> _OBJECTIVE_:
Report how many lines contain "Wandler"; state the number and nothing else.

**** DATA LISTING ****

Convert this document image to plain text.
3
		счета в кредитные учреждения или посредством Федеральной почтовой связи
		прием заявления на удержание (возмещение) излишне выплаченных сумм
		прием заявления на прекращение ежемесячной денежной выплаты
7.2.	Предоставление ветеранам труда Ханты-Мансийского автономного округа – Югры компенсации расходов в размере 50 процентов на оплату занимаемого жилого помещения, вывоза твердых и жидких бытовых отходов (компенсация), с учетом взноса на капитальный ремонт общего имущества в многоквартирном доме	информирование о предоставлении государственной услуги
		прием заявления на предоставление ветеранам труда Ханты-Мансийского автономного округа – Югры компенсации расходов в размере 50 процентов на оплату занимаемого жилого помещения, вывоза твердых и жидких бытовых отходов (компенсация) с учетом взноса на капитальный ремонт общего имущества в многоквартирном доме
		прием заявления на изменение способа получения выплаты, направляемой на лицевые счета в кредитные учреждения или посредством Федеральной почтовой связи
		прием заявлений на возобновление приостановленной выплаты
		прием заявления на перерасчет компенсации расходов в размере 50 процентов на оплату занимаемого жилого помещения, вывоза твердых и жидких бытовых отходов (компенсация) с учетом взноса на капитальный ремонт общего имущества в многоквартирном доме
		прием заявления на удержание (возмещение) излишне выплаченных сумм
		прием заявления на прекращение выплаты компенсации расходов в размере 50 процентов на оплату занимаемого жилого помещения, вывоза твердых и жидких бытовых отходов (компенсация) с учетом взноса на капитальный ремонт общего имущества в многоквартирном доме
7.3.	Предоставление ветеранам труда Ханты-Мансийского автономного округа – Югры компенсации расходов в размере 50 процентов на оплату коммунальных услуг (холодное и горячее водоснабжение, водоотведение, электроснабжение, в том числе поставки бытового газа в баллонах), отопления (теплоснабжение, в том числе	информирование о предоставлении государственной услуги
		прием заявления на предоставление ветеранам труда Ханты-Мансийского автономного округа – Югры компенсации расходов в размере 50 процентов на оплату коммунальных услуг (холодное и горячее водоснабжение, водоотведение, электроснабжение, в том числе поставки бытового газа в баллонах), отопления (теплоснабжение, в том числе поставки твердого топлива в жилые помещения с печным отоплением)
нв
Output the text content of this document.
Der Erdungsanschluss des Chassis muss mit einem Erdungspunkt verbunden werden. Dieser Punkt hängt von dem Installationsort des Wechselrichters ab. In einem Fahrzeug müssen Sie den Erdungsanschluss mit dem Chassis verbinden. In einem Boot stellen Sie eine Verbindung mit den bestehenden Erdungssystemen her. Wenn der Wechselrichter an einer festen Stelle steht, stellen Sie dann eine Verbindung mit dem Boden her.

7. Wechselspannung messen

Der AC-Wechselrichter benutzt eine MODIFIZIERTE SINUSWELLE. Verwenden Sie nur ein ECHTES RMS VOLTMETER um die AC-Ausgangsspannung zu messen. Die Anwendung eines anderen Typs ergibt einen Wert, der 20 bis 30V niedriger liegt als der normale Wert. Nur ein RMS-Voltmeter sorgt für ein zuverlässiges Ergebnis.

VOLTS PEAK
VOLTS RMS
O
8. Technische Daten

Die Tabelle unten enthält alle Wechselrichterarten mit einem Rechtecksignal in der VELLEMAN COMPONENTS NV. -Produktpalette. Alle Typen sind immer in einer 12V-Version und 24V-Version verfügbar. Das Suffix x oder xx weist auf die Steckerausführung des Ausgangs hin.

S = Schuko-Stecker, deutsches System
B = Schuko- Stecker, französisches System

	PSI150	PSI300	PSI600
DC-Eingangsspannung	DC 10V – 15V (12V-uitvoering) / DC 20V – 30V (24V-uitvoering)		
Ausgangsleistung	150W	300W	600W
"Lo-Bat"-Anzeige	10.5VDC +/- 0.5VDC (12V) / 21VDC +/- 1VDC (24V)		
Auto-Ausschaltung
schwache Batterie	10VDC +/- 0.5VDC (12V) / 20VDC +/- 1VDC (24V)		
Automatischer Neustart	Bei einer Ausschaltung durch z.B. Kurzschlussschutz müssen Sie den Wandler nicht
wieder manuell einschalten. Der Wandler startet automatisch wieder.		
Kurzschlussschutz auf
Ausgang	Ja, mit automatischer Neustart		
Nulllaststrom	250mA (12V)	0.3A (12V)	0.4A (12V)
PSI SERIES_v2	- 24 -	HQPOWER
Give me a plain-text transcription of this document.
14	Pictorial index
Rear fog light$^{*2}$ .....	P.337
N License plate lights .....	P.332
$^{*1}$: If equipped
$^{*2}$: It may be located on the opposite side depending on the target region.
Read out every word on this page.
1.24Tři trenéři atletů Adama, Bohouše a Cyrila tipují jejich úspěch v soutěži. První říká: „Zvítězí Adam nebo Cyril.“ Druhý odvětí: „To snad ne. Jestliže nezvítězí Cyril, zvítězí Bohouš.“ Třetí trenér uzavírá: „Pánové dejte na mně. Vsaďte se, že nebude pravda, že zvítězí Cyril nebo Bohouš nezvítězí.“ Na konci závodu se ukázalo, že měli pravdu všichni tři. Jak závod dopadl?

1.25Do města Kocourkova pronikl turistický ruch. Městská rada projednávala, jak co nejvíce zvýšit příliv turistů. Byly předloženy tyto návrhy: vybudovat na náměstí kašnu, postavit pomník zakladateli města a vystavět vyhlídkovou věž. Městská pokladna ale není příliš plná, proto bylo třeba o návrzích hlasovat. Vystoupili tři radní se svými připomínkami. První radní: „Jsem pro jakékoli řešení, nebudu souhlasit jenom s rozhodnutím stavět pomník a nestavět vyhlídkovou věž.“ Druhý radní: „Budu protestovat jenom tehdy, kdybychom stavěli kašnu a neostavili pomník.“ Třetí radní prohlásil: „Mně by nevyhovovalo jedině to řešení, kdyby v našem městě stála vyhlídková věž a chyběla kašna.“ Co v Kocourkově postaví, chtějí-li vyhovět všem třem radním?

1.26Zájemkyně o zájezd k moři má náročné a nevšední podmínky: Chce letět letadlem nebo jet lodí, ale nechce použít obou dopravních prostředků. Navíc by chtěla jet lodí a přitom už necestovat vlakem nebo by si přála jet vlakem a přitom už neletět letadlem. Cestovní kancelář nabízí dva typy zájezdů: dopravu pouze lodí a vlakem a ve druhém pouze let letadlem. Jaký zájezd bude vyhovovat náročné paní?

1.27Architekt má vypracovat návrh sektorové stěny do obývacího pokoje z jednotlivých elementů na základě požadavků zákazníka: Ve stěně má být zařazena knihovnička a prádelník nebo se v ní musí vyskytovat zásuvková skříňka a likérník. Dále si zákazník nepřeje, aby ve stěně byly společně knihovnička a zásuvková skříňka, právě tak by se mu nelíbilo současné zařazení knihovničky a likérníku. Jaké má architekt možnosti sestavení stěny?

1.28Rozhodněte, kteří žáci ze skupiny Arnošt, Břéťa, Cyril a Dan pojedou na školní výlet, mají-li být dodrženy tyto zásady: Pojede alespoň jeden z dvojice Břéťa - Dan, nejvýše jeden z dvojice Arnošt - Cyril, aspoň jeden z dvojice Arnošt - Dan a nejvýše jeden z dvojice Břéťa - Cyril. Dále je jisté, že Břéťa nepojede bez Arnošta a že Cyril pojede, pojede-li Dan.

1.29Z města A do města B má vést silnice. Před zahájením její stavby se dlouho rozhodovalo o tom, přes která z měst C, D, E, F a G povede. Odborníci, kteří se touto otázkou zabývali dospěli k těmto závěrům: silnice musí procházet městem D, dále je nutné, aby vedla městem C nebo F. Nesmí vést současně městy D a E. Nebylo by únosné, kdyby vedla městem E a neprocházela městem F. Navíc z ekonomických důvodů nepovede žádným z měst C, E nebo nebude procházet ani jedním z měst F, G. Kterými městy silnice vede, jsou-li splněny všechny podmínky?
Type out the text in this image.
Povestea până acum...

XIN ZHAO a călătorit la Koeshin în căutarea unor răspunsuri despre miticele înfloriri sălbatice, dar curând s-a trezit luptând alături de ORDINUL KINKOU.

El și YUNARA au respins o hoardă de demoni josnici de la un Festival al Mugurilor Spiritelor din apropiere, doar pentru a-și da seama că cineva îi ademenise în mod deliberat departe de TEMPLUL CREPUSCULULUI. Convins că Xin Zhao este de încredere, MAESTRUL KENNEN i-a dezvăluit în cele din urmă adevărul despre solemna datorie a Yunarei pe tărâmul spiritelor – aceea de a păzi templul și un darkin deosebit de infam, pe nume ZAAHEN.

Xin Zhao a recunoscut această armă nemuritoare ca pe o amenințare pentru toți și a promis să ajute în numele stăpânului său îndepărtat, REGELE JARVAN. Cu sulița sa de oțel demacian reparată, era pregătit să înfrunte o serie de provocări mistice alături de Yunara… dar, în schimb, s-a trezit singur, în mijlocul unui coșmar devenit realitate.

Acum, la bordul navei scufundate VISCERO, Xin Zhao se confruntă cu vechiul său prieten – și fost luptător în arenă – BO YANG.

****

> _CORRECT OUTPUT_:
2